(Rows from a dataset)
• • •
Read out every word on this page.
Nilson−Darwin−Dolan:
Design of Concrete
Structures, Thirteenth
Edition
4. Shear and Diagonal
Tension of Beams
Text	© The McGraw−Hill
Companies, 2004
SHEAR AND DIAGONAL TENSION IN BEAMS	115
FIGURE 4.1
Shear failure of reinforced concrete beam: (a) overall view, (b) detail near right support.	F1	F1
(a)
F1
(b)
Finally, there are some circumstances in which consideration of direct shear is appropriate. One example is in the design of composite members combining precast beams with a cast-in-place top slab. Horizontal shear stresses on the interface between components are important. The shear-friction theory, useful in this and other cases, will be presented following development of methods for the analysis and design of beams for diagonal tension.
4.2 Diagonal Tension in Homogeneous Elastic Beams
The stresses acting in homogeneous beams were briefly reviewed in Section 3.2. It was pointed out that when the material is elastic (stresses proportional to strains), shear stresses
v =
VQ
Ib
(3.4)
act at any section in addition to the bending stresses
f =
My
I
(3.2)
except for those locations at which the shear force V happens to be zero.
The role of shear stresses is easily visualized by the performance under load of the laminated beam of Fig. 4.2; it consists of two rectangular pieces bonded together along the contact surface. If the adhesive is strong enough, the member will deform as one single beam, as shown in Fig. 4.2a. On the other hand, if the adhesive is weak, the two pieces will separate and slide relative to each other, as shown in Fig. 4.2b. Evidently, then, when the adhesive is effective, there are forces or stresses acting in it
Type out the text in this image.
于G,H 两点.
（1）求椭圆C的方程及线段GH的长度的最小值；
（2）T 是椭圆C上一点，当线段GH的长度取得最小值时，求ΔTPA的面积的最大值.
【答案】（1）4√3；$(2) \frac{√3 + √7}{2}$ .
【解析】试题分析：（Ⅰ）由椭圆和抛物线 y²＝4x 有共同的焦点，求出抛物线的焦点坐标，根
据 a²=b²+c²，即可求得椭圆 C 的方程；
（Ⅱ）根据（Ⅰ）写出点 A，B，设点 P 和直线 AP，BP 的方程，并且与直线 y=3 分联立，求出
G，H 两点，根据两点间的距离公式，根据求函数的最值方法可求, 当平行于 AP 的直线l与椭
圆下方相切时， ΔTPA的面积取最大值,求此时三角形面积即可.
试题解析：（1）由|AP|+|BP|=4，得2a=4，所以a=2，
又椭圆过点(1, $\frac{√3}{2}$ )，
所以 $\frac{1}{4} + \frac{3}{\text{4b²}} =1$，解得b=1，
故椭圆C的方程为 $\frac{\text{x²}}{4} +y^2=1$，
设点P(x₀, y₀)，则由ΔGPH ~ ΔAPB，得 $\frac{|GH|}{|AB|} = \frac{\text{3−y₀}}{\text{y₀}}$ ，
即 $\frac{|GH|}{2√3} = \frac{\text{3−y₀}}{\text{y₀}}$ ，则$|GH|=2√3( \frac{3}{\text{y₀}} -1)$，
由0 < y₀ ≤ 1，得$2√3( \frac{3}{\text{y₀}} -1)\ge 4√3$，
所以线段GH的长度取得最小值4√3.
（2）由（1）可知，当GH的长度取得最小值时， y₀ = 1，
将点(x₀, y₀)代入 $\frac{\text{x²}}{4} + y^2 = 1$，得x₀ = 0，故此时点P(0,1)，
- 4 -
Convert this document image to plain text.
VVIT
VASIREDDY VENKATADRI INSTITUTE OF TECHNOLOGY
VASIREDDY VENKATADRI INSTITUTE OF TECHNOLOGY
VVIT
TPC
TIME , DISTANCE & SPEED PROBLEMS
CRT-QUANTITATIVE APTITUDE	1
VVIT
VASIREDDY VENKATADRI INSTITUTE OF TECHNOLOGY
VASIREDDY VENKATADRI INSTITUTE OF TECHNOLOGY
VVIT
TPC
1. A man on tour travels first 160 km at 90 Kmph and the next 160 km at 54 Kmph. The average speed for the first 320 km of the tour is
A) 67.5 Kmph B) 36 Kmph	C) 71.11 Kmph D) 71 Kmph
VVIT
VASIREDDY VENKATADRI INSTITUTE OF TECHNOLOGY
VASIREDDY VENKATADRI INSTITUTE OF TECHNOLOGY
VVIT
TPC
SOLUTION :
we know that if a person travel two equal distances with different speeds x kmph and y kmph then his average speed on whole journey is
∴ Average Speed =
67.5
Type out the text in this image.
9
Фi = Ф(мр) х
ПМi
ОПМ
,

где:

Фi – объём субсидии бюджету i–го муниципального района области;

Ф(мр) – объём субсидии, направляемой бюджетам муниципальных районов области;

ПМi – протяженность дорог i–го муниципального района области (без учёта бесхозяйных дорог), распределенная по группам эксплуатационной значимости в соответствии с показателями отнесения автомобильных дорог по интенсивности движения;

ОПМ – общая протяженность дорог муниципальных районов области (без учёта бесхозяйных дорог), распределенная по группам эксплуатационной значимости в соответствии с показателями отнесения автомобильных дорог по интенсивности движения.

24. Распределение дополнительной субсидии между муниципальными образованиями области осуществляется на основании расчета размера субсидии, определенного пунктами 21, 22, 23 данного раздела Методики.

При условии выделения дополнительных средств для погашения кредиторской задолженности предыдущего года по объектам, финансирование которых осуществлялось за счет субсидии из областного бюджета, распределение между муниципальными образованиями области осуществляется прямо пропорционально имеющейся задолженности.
• • •
### DO THIS
Extract, from the listing above, every line where the string "значимости" occurs.

### SOLUTION TO THE PROBLEM
ПМi – протяженность дорог i–го муниципального района области (без учёта бесхозяйных дорог), распределенная по группам эксплуатационной значимости в соответствии с показателями отнесения автомобильных дорог по интенсивности движения;
ОПМ – общая протяженность дорог муниципальных районов области (без учёта бесхозяйных дорог), распределенная по группам эксплуатационной значимости в соответствии с показателями отнесения автомобильных дорог по интенсивности движения.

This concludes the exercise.